* [Written problem]
Copy out the part of the data that opens with the line containing "x-tick-label: 100 bbox=[228, 403, 257, 421]" and runs to the end, keeping every line exactly as it is.

-- Start Supplied information --

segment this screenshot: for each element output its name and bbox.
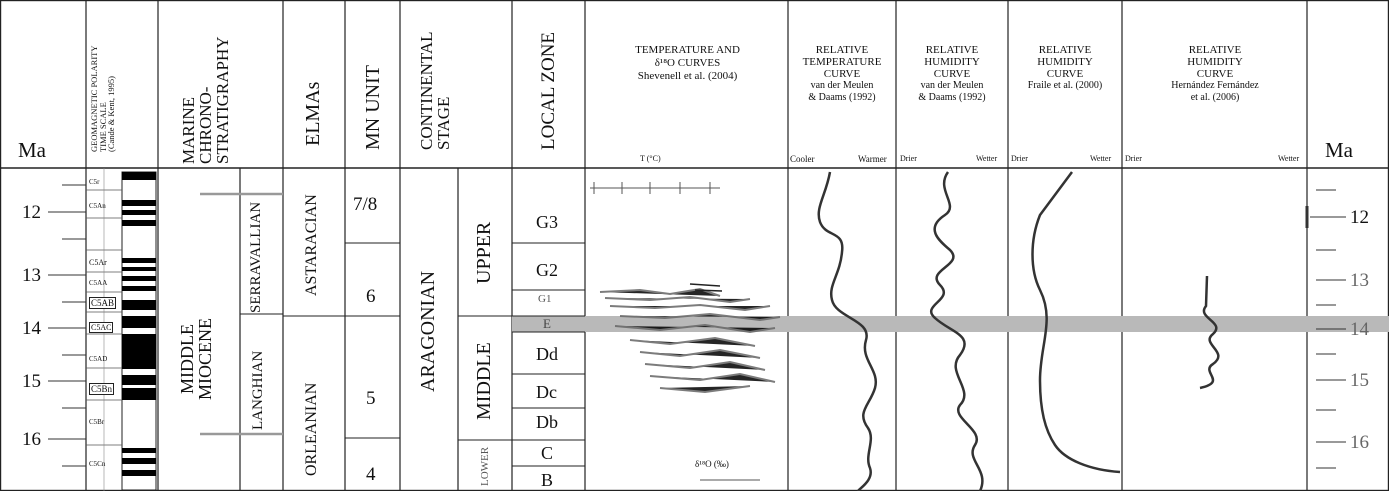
rel-hum1-title-line: CURVE [933, 68, 971, 80]
rel-hum2-right-label: Wetter [1090, 154, 1112, 163]
right-axis-label: Ma [1325, 138, 1353, 162]
zone-label: C [541, 443, 554, 463]
epoch-label: MIDDLE MIOCENE [177, 318, 215, 400]
elma-orleanian: ORLEANIAN [303, 382, 320, 476]
stage-langhian: LANGHIAN [250, 350, 266, 430]
right-tick-15: 15 [1350, 370, 1369, 391]
rel-temp-title-line: TEMPERATURE [802, 56, 882, 68]
chron-label: C5AA [89, 279, 108, 287]
rel-hum1-right-label: Wetter [976, 154, 998, 163]
continental-header-line: STAGE [434, 96, 453, 150]
elma-astaracian: ASTARACIAN [303, 194, 320, 296]
stage-serravallian: SERRAVALLIAN [248, 201, 264, 313]
rel-hum3-title-line: HUMIDITY [1187, 56, 1243, 68]
chron-label: C5AB [89, 297, 117, 309]
continental-header-line: CONTINENTAL [417, 31, 436, 150]
rel-hum2-header: RELATIVE HUMIDITY CURVE Fraile et al. (2… [1010, 44, 1120, 92]
chron-label: C5Br [89, 418, 105, 426]
chron-label: C5Ar [89, 258, 107, 267]
epoch-line: MIOCENE [195, 318, 215, 400]
temp-axis-label: T (°C) [640, 154, 661, 163]
rel-temp-title-line: RELATIVE [815, 44, 869, 56]
temp-curves-header: TEMPERATURE AND δ¹⁸O CURVES Shevenell et… [590, 44, 785, 83]
mn-unit: 7/8 [353, 194, 378, 215]
zone-label: Dc [536, 382, 557, 402]
left-tick-16: 16 [22, 429, 41, 450]
rel-hum3-left-label: Drier [1125, 154, 1142, 163]
rel-temp-right-label: Warmer [858, 154, 887, 164]
zone-label: G1 [538, 293, 552, 305]
right-tick-16: 16 [1350, 432, 1369, 453]
left-tick-15: 15 [22, 371, 41, 392]
zone-label: Dd [536, 344, 558, 364]
gpts-header-line: (Cande & Kent, 1995) [106, 75, 116, 152]
rel-hum2-title-line: HUMIDITY [1037, 56, 1093, 68]
rel-temp-title-line: & Daams (1992) [808, 92, 876, 103]
rel-hum1-title-line: RELATIVE [925, 44, 979, 56]
mn-unit: 4 [366, 464, 376, 485]
zone-label: B [541, 470, 554, 490]
rel-hum3-title-line: Hernández Fernández [1171, 80, 1259, 91]
gpts-header: GEOMAGNETIC POLARITY TIME SCALE (Cande &… [89, 46, 116, 152]
left-axis-label: Ma [18, 138, 46, 162]
rel-hum1-header: RELATIVE HUMIDITY CURVE van der Meulen &… [898, 44, 1006, 104]
chron-label: C5An [89, 202, 106, 210]
rel-hum2-title-line: RELATIVE [1038, 44, 1092, 56]
rel-hum3-title-line: et al. (2006) [1190, 92, 1240, 103]
right-tick-14: 14 [1350, 319, 1369, 340]
mn-unit: 6 [366, 286, 376, 307]
marine-header: MARINE CHRONO- STRATIGRAPHY [179, 36, 232, 164]
zone-label: E [543, 316, 551, 331]
mn-header: MN UNIT [362, 65, 384, 150]
rel-temp-title-line: CURVE [823, 68, 861, 80]
rel-hum1-left-label: Drier [900, 154, 917, 163]
temp-title-line: TEMPERATURE AND [635, 44, 740, 56]
rel-hum3-header: RELATIVE HUMIDITY CURVE Hernández Fernán… [1124, 44, 1306, 104]
right-tick-12: 12 [1350, 207, 1369, 228]
sub-upper: UPPER [473, 221, 495, 284]
rel-hum3-title-line: RELATIVE [1188, 44, 1242, 56]
mn-unit: 5 [366, 388, 376, 409]
sub-middle: MIDDLE [473, 342, 495, 420]
temp-title-line: δ¹⁸O CURVES [654, 57, 721, 69]
marine-header-line: MARINE [179, 96, 198, 164]
chron-label: C5AD [89, 355, 108, 363]
chron-label: C5Cn [89, 460, 106, 468]
local-zone-header: LOCAL ZONE [538, 31, 559, 150]
rel-temp-left-label: Cooler [790, 154, 815, 164]
left-tick-14: 14 [22, 318, 41, 339]
rel-hum2-title-line: Fraile et al. (2000) [1027, 80, 1103, 91]
chron-label: C5AC [89, 322, 114, 333]
rel-hum1-title-line: HUMIDITY [924, 56, 980, 68]
left-tick-13: 13 [22, 265, 41, 286]
marine-header-line: STRATIGRAPHY [213, 36, 232, 164]
sub-lower: LOWER [479, 446, 491, 486]
d18o-axis-label: δ¹⁸O (‰) [695, 459, 729, 469]
rel-hum2-left-label: Drier [1011, 154, 1028, 163]
rel-hum3-title-line: CURVE [1196, 68, 1234, 80]
temp-title-line: Shevenell et al. (2004) [637, 70, 738, 82]
rel-hum1-title-line: van der Meulen [920, 80, 984, 91]
rel-hum2-title-line: CURVE [1046, 68, 1084, 80]
epoch-line: MIDDLE [177, 324, 197, 394]
zone-label: G3 [536, 212, 558, 232]
marine-header-line: CHRONO- [196, 86, 215, 164]
rel-temp-title-line: van der Meulen [810, 80, 874, 91]
rel-hum1-title-line: & Daams (1992) [918, 92, 986, 103]
chron-label: C5r [89, 178, 100, 186]
chron-label: C5Bn [89, 383, 115, 395]
elmas-header: ELMAs [302, 81, 324, 146]
continental-header: CONTINENTAL STAGE [417, 31, 453, 150]
right-tick-13: 13 [1350, 270, 1369, 291]
rel-hum3-right-label: Wetter [1278, 154, 1300, 163]
rel-temp-header: RELATIVE TEMPERATURE CURVE van der Meule… [790, 44, 894, 104]
zone-label: Db [536, 412, 558, 432]
zone-label: G2 [536, 260, 558, 280]
left-tick-12: 12 [22, 202, 41, 223]
stage-aragonian: ARAGONIAN [417, 270, 439, 392]
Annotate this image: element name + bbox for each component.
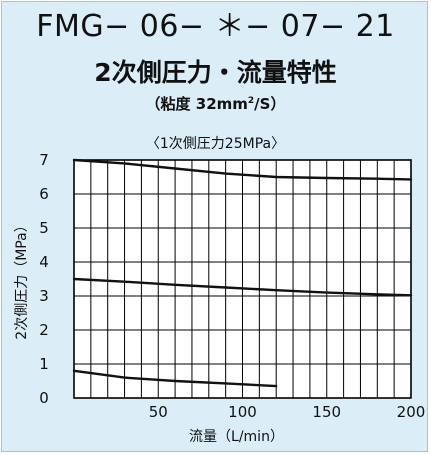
x-tick-label: 100 bbox=[228, 403, 257, 421]
y-tick-label: 3 bbox=[39, 287, 49, 305]
x-tick-label: 200 bbox=[397, 403, 426, 421]
y-tick-label: 0 bbox=[39, 389, 49, 407]
x-axis-label: 流量（L/min） bbox=[189, 429, 284, 445]
y-tick-label: 6 bbox=[39, 185, 49, 203]
y-tick-label: 1 bbox=[39, 355, 49, 373]
x-tick-label: 150 bbox=[312, 403, 341, 421]
condition-prefix: （粘度 32mm bbox=[145, 95, 248, 113]
primary-pressure-annotation: 〈1次側圧力25MPa〉 bbox=[145, 136, 286, 152]
y-tick-label: 5 bbox=[39, 219, 49, 237]
series-layer bbox=[72, 158, 413, 388]
y-axis-label: 2次側圧力（MPa） bbox=[14, 218, 30, 339]
condition-suffix: /S） bbox=[254, 95, 286, 113]
y-tick-label: 4 bbox=[39, 253, 49, 271]
y-tick-label: 2 bbox=[39, 321, 49, 339]
series-line-2 bbox=[72, 277, 413, 297]
series-line-3 bbox=[72, 369, 278, 388]
x-tick-labels: 50 100 150 200 bbox=[149, 403, 426, 421]
series-line-1 bbox=[72, 158, 413, 181]
chart-subtitle: 2次側圧力・流量特性 bbox=[94, 58, 337, 87]
y-tick-labels: 0 1 2 3 4 5 6 7 bbox=[39, 151, 49, 407]
y-tick-label: 7 bbox=[39, 151, 49, 169]
condition-exponent: 2 bbox=[247, 96, 255, 106]
viscosity-condition: （粘度 32mm2/S） bbox=[0, 91, 431, 114]
grid-lines bbox=[74, 160, 411, 398]
x-tick-label: 50 bbox=[149, 403, 168, 421]
chart-title: FMG− 06− ＊− 07− 21 bbox=[36, 9, 395, 44]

-- End Supplied information --

* [Output of the task]
x-tick-label: 100 bbox=[228, 403, 257, 421]
y-tick-label: 3 bbox=[39, 287, 49, 305]
x-tick-label: 200 bbox=[397, 403, 426, 421]
y-tick-label: 0 bbox=[39, 389, 49, 407]
x-axis-label: 流量（L/min） bbox=[189, 429, 284, 445]
y-tick-label: 6 bbox=[39, 185, 49, 203]
y-tick-label: 1 bbox=[39, 355, 49, 373]
x-tick-label: 150 bbox=[312, 403, 341, 421]
condition-prefix: （粘度 32mm bbox=[145, 95, 248, 113]
primary-pressure-annotation: 〈1次側圧力25MPa〉 bbox=[145, 136, 286, 152]
y-tick-label: 5 bbox=[39, 219, 49, 237]
series-layer bbox=[72, 158, 413, 388]
y-axis-label: 2次側圧力（MPa） bbox=[14, 218, 30, 339]
condition-suffix: /S） bbox=[254, 95, 286, 113]
y-tick-label: 4 bbox=[39, 253, 49, 271]
y-tick-label: 2 bbox=[39, 321, 49, 339]
series-line-2 bbox=[72, 277, 413, 297]
series-line-3 bbox=[72, 369, 278, 388]
x-tick-labels: 50 100 150 200 bbox=[149, 403, 426, 421]
series-line-1 bbox=[72, 158, 413, 181]
chart-subtitle: 2次側圧力・流量特性 bbox=[94, 58, 337, 87]
y-tick-labels: 0 1 2 3 4 5 6 7 bbox=[39, 151, 49, 407]
y-tick-label: 7 bbox=[39, 151, 49, 169]
condition-exponent: 2 bbox=[247, 96, 255, 106]
viscosity-condition: （粘度 32mm2/S） bbox=[0, 91, 431, 114]
grid-lines bbox=[74, 160, 411, 398]
x-tick-label: 50 bbox=[149, 403, 168, 421]
chart-title: FMG− 06− ＊− 07− 21 bbox=[36, 9, 395, 44]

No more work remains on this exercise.